Challenge >> Return each line of the listing below, unchanged, and omit the images.

□ □ □ □

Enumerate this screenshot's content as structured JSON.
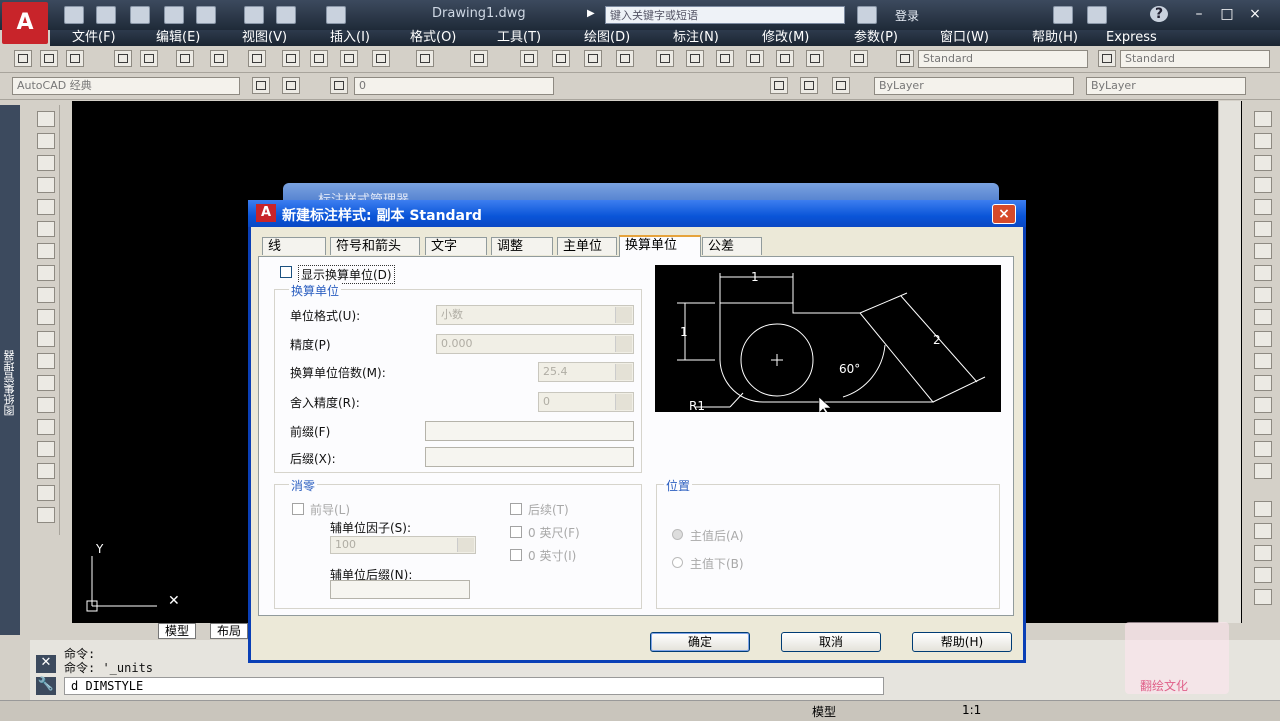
{
  "window": {
    "app_logo": "A",
    "document_title": "Drawing1.dwg",
    "search_placeholder": "键入关键字或短语",
    "sign_in": "登录",
    "help": "?",
    "minimize": "–",
    "maximize": "□",
    "close": "×"
  },
  "menu": [
    "文件(F)",
    "编辑(E)",
    "视图(V)",
    "插入(I)",
    "格式(O)",
    "工具(T)",
    "绘图(D)",
    "标注(N)",
    "修改(M)",
    "参数(P)",
    "窗口(W)",
    "帮助(H)",
    "Express"
  ],
  "toolbar2": {
    "workspace": "AutoCAD 经典",
    "layer_value": "0",
    "color_value": "ByLayer",
    "linetype_value": "ByLayer"
  },
  "toolbar1": {
    "text_style": "Standard",
    "dim_style": "Standard"
  },
  "left_strip_label": "图纸集管理器",
  "layout_tabs": [
    "模型",
    "布局"
  ],
  "command": {
    "line1": "命令:",
    "line2": "命令: '_units",
    "input": "d DIMSTYLE"
  },
  "status": {
    "model": "模型",
    "scale": "1:1"
  },
  "parent_dialog_title": "标注样式管理器",
  "dialog": {
    "icon": "A",
    "title": "新建标注样式: 副本 Standard",
    "close": "×",
    "tabs": [
      "线",
      "符号和箭头",
      "文字",
      "调整",
      "主单位",
      "换算单位",
      "公差"
    ],
    "active_tab": "换算单位",
    "show_alt_units": "显示换算单位(D)",
    "alt_units_group": "换算单位",
    "unit_format_label": "单位格式(U):",
    "unit_format_value": "小数",
    "precision_label": "精度(P)",
    "precision_value": "0.000",
    "multiplier_label": "换算单位倍数(M):",
    "multiplier_value": "25.4",
    "round_label": "舍入精度(R):",
    "round_value": "0",
    "prefix_label": "前缀(F)",
    "suffix_label": "后缀(X):",
    "zero_group": "消零",
    "leading": "前导(L)",
    "trailing": "后续(T)",
    "sub_factor_label": "辅单位因子(S):",
    "sub_factor_value": "100",
    "feet": "0 英尺(F)",
    "inches": "0 英寸(I)",
    "sub_suffix_label": "辅单位后缀(N):",
    "placement_group": "位置",
    "after_primary": "主值后(A)",
    "below_primary": "主值下(B)",
    "ok": "确定",
    "cancel": "取消",
    "help": "帮助(H)"
  },
  "preview": {
    "dim_top": "1",
    "dim_left": "1",
    "dim_slant": "2",
    "angle": "60°",
    "radius": "R1"
  },
  "watermark": "翻绘文化"
}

□ □ □ □

Result for this exercise >>
Enumerate this screenshot's content as structured JSON.
{
  "window": {
    "app_logo": "A",
    "document_title": "Drawing1.dwg",
    "search_placeholder": "键入关键字或短语",
    "sign_in": "登录",
    "help": "?",
    "minimize": "–",
    "maximize": "□",
    "close": "×"
  },
  "menu": [
    "文件(F)",
    "编辑(E)",
    "视图(V)",
    "插入(I)",
    "格式(O)",
    "工具(T)",
    "绘图(D)",
    "标注(N)",
    "修改(M)",
    "参数(P)",
    "窗口(W)",
    "帮助(H)",
    "Express"
  ],
  "toolbar2": {
    "workspace": "AutoCAD 经典",
    "layer_value": "0",
    "color_value": "ByLayer",
    "linetype_value": "ByLayer"
  },
  "toolbar1": {
    "text_style": "Standard",
    "dim_style": "Standard"
  },
  "left_strip_label": "图纸集管理器",
  "layout_tabs": [
    "模型",
    "布局"
  ],
  "command": {
    "line1": "命令:",
    "line2": "命令: '_units",
    "input": "d DIMSTYLE"
  },
  "status": {
    "model": "模型",
    "scale": "1:1"
  },
  "parent_dialog_title": "标注样式管理器",
  "dialog": {
    "icon": "A",
    "title": "新建标注样式: 副本 Standard",
    "close": "×",
    "tabs": [
      "线",
      "符号和箭头",
      "文字",
      "调整",
      "主单位",
      "换算单位",
      "公差"
    ],
    "active_tab": "换算单位",
    "show_alt_units": "显示换算单位(D)",
    "alt_units_group": "换算单位",
    "unit_format_label": "单位格式(U):",
    "unit_format_value": "小数",
    "precision_label": "精度(P)",
    "precision_value": "0.000",
    "multiplier_label": "换算单位倍数(M):",
    "multiplier_value": "25.4",
    "round_label": "舍入精度(R):",
    "round_value": "0",
    "prefix_label": "前缀(F)",
    "suffix_label": "后缀(X):",
    "zero_group": "消零",
    "leading": "前导(L)",
    "trailing": "后续(T)",
    "sub_factor_label": "辅单位因子(S):",
    "sub_factor_value": "100",
    "feet": "0 英尺(F)",
    "inches": "0 英寸(I)",
    "sub_suffix_label": "辅单位后缀(N):",
    "placement_group": "位置",
    "after_primary": "主值后(A)",
    "below_primary": "主值下(B)",
    "ok": "确定",
    "cancel": "取消",
    "help": "帮助(H)"
  },
  "preview": {
    "dim_top": "1",
    "dim_left": "1",
    "dim_slant": "2",
    "angle": "60°",
    "radius": "R1"
  },
  "watermark": "翻绘文化"
}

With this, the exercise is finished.